Provided data>
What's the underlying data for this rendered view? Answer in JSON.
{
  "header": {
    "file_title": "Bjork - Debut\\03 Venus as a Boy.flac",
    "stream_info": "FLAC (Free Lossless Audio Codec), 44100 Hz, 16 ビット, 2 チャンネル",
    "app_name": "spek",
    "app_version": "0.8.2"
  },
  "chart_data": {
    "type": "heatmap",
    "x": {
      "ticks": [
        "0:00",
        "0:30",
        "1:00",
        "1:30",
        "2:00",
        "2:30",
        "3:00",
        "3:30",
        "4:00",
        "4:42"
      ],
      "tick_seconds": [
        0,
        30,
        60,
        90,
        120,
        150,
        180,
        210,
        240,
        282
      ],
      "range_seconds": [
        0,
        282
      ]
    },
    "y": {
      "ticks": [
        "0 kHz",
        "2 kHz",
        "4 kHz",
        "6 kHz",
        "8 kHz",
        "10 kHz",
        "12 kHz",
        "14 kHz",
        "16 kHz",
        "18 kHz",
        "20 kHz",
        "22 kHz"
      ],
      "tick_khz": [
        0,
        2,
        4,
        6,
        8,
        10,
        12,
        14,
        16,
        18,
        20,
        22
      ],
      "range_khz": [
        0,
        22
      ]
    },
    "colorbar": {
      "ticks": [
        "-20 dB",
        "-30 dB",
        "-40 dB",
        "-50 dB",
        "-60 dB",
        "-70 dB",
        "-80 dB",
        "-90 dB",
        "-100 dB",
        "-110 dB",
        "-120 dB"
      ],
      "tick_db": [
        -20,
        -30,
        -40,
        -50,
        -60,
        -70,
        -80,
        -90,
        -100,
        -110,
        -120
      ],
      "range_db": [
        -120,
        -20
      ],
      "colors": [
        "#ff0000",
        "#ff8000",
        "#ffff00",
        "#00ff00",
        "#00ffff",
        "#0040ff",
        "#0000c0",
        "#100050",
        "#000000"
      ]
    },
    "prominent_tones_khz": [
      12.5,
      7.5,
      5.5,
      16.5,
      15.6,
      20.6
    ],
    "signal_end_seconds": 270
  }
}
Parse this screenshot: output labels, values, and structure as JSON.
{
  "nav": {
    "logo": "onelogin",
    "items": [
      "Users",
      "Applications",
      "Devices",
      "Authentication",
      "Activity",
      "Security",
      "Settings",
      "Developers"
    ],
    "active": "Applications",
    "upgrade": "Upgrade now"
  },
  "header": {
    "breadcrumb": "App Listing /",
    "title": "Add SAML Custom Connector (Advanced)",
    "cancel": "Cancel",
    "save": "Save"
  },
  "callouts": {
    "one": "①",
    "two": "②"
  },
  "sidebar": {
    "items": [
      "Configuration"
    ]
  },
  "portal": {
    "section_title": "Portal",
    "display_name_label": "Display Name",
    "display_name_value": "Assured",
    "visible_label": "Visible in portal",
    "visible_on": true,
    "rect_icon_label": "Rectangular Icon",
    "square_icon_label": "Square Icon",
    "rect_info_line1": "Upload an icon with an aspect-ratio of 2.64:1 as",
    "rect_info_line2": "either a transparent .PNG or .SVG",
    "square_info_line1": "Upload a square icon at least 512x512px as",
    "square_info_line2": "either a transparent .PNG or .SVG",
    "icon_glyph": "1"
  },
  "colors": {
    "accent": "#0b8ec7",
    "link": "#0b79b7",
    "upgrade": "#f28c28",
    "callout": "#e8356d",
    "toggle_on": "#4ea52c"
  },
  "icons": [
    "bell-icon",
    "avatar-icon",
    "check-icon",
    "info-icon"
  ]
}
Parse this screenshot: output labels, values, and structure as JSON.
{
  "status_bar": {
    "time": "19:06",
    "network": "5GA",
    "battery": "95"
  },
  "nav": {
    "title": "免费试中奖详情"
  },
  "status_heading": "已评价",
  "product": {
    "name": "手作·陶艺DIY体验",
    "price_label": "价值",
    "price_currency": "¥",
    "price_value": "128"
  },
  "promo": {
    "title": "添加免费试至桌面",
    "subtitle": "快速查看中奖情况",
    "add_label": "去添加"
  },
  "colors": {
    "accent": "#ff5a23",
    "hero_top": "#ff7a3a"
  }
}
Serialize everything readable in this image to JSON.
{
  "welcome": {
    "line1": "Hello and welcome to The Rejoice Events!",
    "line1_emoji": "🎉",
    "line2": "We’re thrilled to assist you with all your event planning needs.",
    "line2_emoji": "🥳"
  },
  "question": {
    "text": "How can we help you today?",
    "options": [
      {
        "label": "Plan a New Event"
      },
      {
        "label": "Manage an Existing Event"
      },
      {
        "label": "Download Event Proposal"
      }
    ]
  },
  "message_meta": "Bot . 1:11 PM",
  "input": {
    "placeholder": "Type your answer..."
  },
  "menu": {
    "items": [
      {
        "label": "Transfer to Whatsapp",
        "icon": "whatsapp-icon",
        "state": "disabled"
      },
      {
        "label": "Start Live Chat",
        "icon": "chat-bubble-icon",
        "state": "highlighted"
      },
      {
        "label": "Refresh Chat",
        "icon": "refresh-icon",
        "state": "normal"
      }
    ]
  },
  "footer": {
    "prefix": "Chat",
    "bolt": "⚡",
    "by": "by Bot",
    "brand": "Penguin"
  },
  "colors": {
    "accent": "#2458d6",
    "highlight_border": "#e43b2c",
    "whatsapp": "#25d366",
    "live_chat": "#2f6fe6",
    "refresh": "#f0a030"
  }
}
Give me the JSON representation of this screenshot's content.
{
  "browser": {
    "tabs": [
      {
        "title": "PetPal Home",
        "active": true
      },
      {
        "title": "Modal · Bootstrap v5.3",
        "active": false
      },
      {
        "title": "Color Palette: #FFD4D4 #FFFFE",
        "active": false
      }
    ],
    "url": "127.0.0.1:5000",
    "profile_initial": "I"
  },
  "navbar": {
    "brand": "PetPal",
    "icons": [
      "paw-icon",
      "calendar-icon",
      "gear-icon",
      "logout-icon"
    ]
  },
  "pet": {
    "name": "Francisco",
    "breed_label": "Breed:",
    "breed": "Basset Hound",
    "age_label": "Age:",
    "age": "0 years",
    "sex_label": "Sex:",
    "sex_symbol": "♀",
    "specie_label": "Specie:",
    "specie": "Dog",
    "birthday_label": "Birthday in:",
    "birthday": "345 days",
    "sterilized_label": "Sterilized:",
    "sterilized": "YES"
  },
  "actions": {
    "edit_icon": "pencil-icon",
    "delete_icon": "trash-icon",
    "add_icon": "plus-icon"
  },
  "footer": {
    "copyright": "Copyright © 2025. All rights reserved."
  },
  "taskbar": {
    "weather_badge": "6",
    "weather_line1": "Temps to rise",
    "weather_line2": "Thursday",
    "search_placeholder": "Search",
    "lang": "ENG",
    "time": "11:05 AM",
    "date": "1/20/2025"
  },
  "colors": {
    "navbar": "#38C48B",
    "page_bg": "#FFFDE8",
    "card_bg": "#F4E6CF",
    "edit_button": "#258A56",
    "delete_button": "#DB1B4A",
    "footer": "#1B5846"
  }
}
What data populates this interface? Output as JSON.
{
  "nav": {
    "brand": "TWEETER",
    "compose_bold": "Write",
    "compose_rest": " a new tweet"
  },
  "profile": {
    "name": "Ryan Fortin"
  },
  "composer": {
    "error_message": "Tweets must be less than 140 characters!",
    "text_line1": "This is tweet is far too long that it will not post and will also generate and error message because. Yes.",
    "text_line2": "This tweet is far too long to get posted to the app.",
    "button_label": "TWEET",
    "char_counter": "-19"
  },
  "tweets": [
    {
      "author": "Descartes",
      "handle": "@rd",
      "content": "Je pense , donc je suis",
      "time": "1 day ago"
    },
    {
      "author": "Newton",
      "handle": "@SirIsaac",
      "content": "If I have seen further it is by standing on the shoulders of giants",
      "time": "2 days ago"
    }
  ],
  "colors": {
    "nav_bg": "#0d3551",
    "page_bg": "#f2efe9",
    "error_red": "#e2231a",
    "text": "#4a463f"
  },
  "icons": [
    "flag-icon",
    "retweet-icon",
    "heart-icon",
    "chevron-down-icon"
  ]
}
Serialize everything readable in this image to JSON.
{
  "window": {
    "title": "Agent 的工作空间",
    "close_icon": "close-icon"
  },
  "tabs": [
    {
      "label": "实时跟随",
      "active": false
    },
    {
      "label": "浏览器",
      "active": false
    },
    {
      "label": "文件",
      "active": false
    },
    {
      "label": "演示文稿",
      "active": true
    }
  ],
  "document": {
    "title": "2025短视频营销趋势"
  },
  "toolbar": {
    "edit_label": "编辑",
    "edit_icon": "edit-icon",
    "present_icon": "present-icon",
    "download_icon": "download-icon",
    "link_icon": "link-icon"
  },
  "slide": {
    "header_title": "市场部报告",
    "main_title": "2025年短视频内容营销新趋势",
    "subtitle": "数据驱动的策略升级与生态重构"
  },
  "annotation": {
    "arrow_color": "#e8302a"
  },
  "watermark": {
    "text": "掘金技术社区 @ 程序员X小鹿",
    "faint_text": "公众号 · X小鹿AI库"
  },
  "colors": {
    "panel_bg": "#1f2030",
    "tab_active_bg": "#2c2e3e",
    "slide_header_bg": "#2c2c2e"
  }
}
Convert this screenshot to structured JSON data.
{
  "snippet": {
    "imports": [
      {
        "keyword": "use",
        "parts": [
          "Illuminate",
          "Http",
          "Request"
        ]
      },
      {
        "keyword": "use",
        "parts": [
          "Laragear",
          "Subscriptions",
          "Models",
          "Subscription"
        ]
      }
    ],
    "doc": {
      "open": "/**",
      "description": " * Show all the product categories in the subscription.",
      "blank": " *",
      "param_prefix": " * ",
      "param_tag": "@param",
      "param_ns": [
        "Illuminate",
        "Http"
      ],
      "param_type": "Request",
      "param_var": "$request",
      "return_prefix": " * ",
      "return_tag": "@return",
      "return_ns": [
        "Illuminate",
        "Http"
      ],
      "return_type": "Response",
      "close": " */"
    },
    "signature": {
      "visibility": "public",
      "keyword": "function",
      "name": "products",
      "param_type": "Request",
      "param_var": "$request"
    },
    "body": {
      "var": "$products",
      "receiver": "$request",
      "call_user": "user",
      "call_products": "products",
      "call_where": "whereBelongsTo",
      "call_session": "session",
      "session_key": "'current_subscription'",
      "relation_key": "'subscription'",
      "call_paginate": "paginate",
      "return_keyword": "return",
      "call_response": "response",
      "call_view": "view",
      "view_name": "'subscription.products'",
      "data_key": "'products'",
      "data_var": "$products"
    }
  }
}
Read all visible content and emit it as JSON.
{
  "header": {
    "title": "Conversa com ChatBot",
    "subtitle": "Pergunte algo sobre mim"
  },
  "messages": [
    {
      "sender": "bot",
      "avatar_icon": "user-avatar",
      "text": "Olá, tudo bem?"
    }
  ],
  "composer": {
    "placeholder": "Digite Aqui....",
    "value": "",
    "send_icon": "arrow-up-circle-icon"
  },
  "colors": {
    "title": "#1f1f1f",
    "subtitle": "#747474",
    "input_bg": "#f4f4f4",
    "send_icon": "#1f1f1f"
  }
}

Work instructions> What is the number of lines that contain "brand"? Reply with that number alone.

Solution to this task> 3